(Records supplied)
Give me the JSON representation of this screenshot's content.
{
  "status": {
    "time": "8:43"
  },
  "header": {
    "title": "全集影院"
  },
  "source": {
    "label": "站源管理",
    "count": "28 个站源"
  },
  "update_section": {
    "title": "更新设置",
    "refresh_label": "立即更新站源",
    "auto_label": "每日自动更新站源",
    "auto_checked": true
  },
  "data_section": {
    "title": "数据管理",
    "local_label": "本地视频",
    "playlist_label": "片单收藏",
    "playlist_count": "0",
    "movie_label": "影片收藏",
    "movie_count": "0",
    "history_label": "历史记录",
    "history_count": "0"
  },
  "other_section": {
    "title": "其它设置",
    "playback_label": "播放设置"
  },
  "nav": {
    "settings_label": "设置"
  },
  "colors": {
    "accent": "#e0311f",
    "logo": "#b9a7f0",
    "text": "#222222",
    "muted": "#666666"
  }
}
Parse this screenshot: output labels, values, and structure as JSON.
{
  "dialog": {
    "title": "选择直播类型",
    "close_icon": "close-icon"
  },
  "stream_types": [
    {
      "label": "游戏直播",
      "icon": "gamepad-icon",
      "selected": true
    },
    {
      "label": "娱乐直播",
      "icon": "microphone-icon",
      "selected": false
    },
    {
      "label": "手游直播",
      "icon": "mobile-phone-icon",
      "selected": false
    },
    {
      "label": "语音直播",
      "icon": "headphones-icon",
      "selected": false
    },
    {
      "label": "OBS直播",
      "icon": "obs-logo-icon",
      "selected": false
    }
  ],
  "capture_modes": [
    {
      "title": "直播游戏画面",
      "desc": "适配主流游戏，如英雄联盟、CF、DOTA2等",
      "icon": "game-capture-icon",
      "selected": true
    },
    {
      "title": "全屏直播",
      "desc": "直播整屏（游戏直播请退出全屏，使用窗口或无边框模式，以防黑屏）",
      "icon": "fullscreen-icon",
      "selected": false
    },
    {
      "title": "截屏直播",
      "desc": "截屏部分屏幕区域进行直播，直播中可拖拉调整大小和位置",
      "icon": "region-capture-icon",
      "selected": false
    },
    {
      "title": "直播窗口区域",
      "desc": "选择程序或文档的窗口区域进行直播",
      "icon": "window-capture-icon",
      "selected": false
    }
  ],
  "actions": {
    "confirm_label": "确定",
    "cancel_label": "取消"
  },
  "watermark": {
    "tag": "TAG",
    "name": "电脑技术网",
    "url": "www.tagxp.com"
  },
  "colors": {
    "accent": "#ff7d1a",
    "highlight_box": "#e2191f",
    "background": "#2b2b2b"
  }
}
--
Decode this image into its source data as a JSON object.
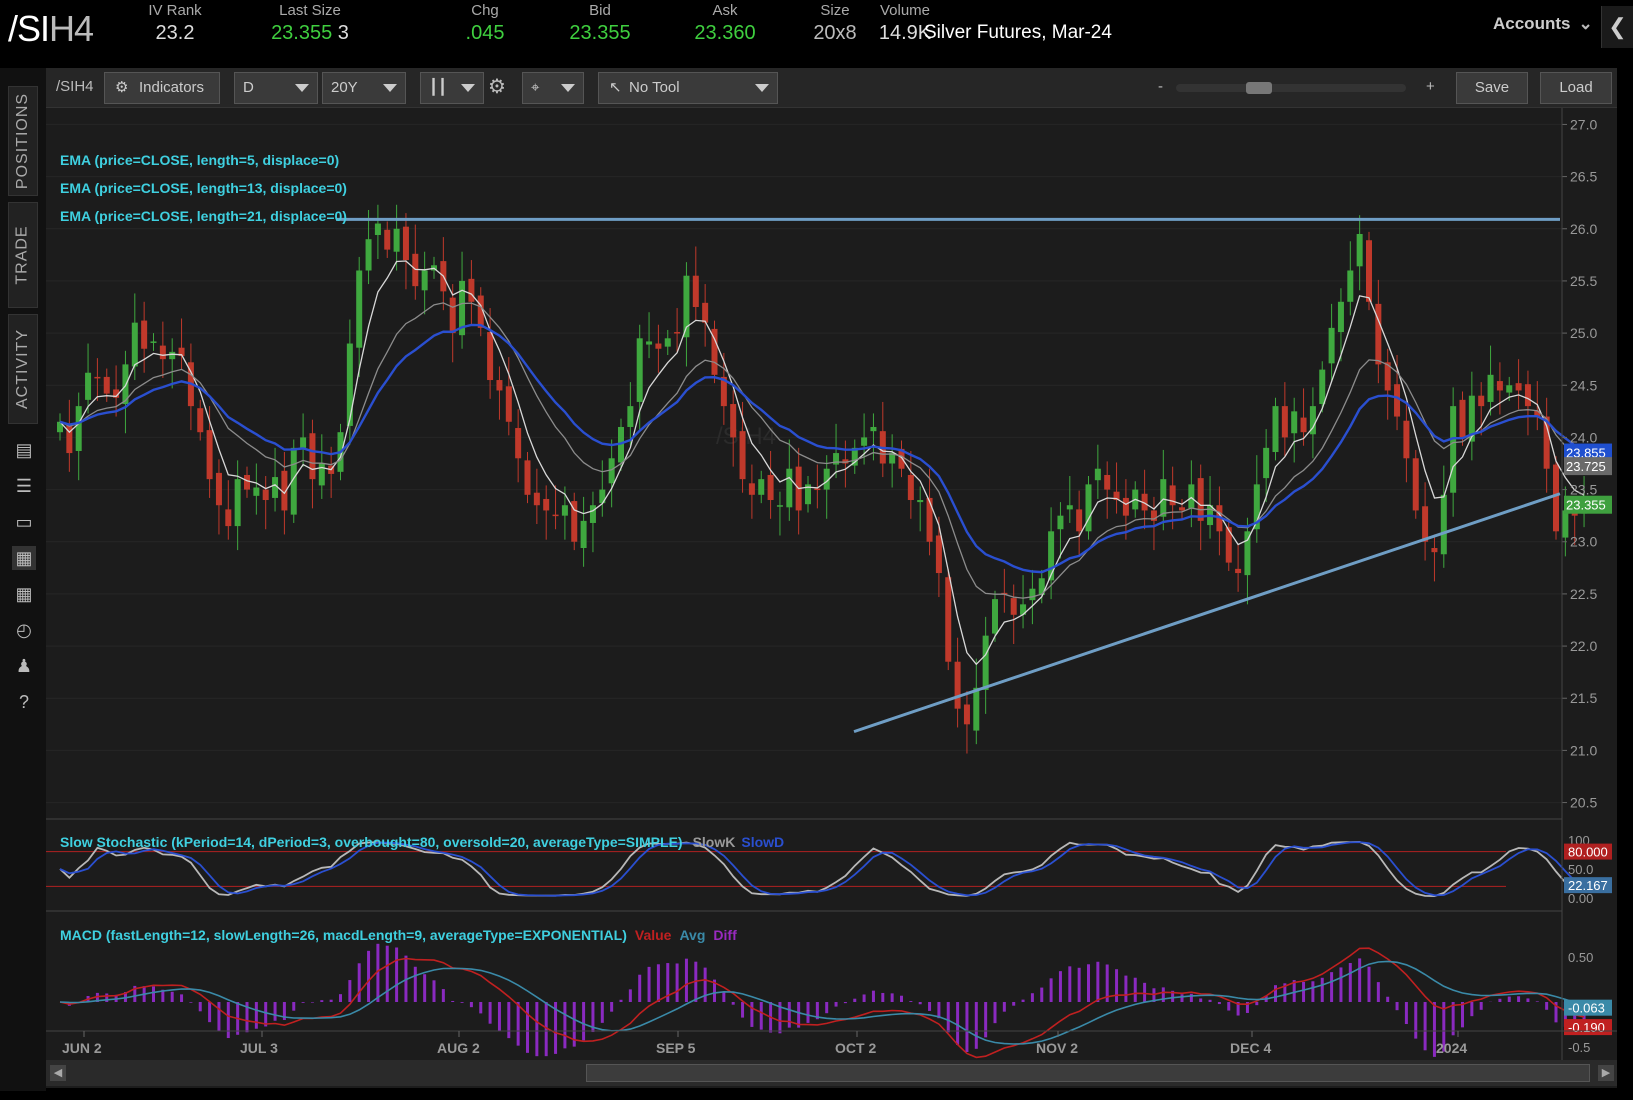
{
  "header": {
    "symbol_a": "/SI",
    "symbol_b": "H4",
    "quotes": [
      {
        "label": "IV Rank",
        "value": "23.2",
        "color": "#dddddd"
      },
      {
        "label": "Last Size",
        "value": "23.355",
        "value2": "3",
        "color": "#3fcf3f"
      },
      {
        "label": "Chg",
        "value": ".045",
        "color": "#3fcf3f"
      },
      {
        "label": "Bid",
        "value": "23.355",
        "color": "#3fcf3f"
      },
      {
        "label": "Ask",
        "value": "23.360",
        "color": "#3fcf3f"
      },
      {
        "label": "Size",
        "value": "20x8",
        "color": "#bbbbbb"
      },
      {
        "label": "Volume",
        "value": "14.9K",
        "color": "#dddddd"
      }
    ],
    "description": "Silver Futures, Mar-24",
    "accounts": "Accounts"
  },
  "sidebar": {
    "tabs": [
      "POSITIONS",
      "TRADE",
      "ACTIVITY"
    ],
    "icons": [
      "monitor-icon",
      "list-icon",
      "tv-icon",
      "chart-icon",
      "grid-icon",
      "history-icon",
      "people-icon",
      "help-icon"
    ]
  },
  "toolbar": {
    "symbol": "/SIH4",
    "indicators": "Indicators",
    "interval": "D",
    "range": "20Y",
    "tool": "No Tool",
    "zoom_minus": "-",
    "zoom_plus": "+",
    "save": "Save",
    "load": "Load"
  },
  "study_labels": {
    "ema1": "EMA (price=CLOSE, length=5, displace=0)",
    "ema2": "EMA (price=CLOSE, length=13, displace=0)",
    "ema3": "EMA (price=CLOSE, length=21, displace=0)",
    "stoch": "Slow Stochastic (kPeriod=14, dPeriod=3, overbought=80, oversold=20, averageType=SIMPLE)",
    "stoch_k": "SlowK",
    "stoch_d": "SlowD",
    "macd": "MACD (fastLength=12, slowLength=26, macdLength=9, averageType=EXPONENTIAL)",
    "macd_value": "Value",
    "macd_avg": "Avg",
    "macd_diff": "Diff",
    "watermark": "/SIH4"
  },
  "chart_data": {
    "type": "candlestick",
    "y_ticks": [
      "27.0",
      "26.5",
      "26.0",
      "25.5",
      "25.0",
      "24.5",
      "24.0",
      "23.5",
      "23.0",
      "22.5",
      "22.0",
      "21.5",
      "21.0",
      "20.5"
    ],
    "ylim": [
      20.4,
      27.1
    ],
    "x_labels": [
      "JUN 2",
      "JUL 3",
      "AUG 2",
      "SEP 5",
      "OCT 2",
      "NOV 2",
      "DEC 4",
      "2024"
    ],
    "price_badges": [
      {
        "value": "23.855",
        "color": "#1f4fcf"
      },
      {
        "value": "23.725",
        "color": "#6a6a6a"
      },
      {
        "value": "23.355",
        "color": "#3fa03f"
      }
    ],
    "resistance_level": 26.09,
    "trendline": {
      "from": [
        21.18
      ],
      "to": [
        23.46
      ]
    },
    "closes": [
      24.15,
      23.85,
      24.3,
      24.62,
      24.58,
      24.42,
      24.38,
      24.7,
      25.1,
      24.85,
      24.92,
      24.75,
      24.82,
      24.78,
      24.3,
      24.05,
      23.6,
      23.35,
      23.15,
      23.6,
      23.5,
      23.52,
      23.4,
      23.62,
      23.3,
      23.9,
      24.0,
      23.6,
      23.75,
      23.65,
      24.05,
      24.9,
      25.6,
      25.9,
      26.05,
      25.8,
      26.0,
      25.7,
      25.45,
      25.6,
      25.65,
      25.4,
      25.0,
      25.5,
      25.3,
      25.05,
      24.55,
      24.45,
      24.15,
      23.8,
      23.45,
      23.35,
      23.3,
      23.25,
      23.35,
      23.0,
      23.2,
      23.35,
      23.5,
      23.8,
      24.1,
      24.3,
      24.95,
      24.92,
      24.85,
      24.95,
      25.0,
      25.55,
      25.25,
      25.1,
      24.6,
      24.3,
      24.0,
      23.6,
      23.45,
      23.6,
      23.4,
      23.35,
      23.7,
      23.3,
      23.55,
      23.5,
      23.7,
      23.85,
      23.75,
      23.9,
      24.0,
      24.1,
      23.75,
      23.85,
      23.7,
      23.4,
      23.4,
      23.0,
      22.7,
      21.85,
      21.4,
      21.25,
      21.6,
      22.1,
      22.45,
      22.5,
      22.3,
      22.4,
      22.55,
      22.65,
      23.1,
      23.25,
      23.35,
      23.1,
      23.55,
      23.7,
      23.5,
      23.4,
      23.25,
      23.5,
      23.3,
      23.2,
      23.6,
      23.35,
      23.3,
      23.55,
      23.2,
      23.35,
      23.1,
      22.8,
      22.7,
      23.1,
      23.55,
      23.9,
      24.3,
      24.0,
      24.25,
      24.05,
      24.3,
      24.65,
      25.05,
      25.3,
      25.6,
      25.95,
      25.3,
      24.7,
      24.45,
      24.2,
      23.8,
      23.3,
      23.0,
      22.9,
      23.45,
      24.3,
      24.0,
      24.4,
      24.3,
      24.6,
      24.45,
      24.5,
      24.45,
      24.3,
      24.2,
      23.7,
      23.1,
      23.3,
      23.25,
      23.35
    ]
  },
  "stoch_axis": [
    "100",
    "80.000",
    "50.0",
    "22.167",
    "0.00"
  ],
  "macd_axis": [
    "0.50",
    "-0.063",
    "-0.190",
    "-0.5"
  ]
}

(Set task) Pull out every line of the records that includes the string "this".

(Answer for the task)
Give me the JSON representation of this screenshot's content.
Parse this screenshot: output labels, values, and structure as JSON.
Decode this image into its source data as a JSON object.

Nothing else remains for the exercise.